▸ Excerpted text
────────

In some implementations, an execution unit 408, including and without limitation, logic to perform integer and floating-point operations, also reside in processor 402. In some implementations, processor 402 can also include a microcode (μcode) read-only memory (ROM) that stores microcode for certain macro instructions. In some implementations, execution unit 408 can include logic to handle a low-power frame instruction set 409. In some implementations, by including low-power frame instruction set 409 in an instruction set of a general-purpose processor, such as processor 402, along with associated circuitry to execute instructions, operations used by many multimedia applications can be performed using packed data in a general-purpose processor, such as processor 402. In one or more implementations, many multimedia applications can be accelerated and executed more efficiently by using the full width of a processor's data bus for performing operations on packed data, which can eliminate the need to transfer smaller units of data across the processor's data bus to perform one or more operations one data element at a time.

In some implementations, execution unit 408 can also be used in microcontrollers, embedded processors, graphics devices, DSPs, and other types of logic circuits. In some implementations, computer system 400 can include, without limitation, a memory 416. In some implementations, memory 416 can be implemented as a Dynamic Random Access Memory (DRAM) device, a Static Random Access Memory (SRAM) device, a flash memory device, or other memory devices. In some implementations, memory 416 can store instruction(s) 418 and/or data 420 represented by data signals that can be executed by processor 402, which is operatively coupled to memory 416.

In some implementations, the system logic chip can be coupled to processor bus 410 and memory 416. In some implementations, the system logic chip can include, without limitation, a memory controller hub (MCH), such as MCH 414, and processor 402 can communicate with MCH 414 via processor bus 410. In some implementations, MCH 414 can provide a high bandwidth memory path 415 to memory 416 for instruction and data storage and for storage of graphics commands, data, and textures. In some implementations, MCH 414 can direct data signals between processor 402, memory 416, and other components in computer system 400 and bridge data signals between processor bus 410, memory 416, and a system input/output (I/O) 411. In some implementations, a system logic chip can provide a graphics port for coupling to a graphics controller. In some implementations, MCH 414 can be coupled to memory 416 through a high bandwidth memory path 415, and graphics/video card 412 can be coupled to MCH 414 through an Accelerated Graphics Port (AGP) interconnect 413.

In some implementations, computer system 400 can use the system I/O 411 that is a proprietary hub interface bus to couple the MCH 414 to I/O controller hub (ICH), such as ICH 430. In some implementations, ICH 430 can provide direct connections to some I/O devices via a local I/O bus. In some implementations, a local I/O bus can include, without limitation, a high-speed I/O bus for connecting peripherals to memory 416, chipset, and processor 402. Examples can include, without limitation, data storage 422, a transceiver 424, a firmware hub (flash Basic Input/Output System (BIOS)) 426, a network controller 428, a legacy I/O controller 432 containing a user input interface 434, a serial expansion port 436, such as Universal Serial Bus (USB), and an audio controller 438. In some implementations, data storage 422 can include a hard disk drive, a floppy disk drive, a compact disc read-only memory (CD-ROM) device, a flash memory device, or other mass storage devices.

────────

▸ Information shown
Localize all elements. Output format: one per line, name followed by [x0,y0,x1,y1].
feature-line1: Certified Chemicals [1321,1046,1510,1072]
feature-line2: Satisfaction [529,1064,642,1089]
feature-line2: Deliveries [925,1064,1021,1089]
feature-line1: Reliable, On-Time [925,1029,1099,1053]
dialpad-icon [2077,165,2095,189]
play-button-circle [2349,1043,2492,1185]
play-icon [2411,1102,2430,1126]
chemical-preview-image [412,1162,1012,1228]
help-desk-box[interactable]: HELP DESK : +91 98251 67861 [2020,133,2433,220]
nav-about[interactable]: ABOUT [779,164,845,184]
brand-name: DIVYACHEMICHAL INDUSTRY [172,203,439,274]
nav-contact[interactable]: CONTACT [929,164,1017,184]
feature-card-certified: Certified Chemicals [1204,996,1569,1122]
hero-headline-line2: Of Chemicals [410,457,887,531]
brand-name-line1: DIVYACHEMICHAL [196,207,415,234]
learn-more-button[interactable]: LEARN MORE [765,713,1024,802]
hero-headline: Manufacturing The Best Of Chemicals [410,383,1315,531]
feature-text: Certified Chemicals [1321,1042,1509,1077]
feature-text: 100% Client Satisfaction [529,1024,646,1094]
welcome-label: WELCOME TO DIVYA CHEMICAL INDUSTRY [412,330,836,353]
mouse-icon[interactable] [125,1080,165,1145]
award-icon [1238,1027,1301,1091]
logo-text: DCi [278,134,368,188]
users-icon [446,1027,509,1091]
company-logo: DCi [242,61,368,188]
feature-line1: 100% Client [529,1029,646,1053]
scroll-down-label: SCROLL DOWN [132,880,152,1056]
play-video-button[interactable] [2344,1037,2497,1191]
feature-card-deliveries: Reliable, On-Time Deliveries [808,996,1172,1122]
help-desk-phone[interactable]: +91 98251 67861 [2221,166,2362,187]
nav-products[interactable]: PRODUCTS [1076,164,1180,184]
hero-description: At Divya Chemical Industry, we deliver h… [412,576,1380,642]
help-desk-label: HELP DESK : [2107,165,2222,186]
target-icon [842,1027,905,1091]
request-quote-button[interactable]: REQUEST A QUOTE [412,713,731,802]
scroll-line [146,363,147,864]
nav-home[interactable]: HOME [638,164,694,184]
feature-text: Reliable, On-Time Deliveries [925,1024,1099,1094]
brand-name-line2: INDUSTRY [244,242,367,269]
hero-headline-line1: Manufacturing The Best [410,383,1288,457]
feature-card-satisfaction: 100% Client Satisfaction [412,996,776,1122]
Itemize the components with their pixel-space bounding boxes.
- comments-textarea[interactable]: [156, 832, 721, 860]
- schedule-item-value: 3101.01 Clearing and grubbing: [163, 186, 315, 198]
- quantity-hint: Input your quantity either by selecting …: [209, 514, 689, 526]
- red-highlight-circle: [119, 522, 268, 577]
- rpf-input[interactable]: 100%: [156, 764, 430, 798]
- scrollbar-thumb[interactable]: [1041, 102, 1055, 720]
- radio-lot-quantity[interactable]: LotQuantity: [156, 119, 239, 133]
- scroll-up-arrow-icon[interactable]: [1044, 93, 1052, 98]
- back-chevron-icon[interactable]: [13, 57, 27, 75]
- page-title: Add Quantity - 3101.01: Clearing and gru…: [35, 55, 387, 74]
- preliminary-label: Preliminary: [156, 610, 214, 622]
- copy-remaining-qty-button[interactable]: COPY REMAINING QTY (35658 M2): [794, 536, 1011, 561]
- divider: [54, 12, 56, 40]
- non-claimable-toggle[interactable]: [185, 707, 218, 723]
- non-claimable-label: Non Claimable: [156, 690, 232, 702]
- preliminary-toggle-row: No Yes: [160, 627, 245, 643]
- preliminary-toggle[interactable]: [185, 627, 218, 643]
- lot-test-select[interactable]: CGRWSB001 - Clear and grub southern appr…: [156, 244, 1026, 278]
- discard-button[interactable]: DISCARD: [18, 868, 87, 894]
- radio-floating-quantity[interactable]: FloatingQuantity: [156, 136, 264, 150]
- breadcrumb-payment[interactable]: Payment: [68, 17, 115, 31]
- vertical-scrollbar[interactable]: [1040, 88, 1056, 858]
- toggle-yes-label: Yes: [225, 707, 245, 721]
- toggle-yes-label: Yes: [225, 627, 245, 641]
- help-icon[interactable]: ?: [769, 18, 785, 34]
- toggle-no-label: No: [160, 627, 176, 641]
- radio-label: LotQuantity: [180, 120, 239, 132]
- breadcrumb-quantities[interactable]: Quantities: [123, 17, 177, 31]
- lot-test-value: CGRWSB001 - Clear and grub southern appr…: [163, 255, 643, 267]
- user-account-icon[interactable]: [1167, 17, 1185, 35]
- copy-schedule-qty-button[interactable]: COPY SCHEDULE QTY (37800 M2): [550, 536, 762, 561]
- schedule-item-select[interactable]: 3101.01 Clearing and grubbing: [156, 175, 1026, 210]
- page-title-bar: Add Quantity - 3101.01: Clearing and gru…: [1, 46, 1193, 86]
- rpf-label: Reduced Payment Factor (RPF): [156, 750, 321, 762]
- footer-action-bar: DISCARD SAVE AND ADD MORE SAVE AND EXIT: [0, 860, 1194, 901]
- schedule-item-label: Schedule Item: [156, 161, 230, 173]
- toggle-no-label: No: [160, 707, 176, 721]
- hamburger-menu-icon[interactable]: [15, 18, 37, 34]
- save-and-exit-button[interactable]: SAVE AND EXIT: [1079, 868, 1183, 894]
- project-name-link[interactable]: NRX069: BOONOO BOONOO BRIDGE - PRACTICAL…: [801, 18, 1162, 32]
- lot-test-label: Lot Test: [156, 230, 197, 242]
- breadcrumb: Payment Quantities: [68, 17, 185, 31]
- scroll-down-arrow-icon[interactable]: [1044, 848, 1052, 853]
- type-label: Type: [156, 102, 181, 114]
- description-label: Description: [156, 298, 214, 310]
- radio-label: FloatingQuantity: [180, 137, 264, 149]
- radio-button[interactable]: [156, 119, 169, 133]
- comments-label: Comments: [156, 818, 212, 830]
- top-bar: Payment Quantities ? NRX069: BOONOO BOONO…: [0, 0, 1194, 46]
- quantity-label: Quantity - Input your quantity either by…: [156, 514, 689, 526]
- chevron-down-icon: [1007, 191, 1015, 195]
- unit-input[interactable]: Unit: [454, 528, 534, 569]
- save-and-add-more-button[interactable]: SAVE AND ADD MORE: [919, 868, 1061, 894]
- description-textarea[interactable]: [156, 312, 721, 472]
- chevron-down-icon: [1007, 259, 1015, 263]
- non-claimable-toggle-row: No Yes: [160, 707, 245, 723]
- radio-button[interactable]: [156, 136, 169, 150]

────────

▸ Task goal
In the excerpted text about computer system 400, what connects graphics/video card 412 to MCH 414?

▸ In response
An Accelerated Graphics Port (AGP) interconnect 413.